[BEGIN Given records]

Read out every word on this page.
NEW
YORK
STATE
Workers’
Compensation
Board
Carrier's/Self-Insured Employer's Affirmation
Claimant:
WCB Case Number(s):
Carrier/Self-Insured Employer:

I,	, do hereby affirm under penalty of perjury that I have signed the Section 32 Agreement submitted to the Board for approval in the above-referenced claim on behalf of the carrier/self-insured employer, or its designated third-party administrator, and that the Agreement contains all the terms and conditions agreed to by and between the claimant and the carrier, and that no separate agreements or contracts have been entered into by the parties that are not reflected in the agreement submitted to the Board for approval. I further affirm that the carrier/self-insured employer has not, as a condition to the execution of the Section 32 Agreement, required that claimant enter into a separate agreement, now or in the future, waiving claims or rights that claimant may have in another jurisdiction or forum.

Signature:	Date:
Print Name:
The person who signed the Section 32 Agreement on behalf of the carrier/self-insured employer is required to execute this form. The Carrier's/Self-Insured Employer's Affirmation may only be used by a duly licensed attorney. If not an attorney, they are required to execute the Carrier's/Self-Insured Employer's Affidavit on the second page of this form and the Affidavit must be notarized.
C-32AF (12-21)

[END Given records]

Do this: Output every entry shown above, exactly.

Complete response:
Read out every word on this page.
NEW
YORK
STATE
Workers’
Compensation
Board
Carrier's/Self-Insured Employer's Affirmation
Claimant:
WCB Case Number(s):
Carrier/Self-Insured Employer:

I,	, do hereby affirm under penalty of perjury that I have signed the Section 32 Agreement submitted to the Board for approval in the above-referenced claim on behalf of the carrier/self-insured employer, or its designated third-party administrator, and that the Agreement contains all the terms and conditions agreed to by and between the claimant and the carrier, and that no separate agreements or contracts have been entered into by the parties that are not reflected in the agreement submitted to the Board for approval. I further affirm that the carrier/self-insured employer has not, as a condition to the execution of the Section 32 Agreement, required that claimant enter into a separate agreement, now or in the future, waiving claims or rights that claimant may have in another jurisdiction or forum.

Signature:	Date:
Print Name:
The person who signed the Section 32 Agreement on behalf of the carrier/self-insured employer is required to execute this form. The Carrier's/Self-Insured Employer's Affirmation may only be used by a duly licensed attorney. If not an attorney, they are required to execute the Carrier's/Self-Insured Employer's Affidavit on the second page of this form and the Affidavit must be notarized.
C-32AF (12-21)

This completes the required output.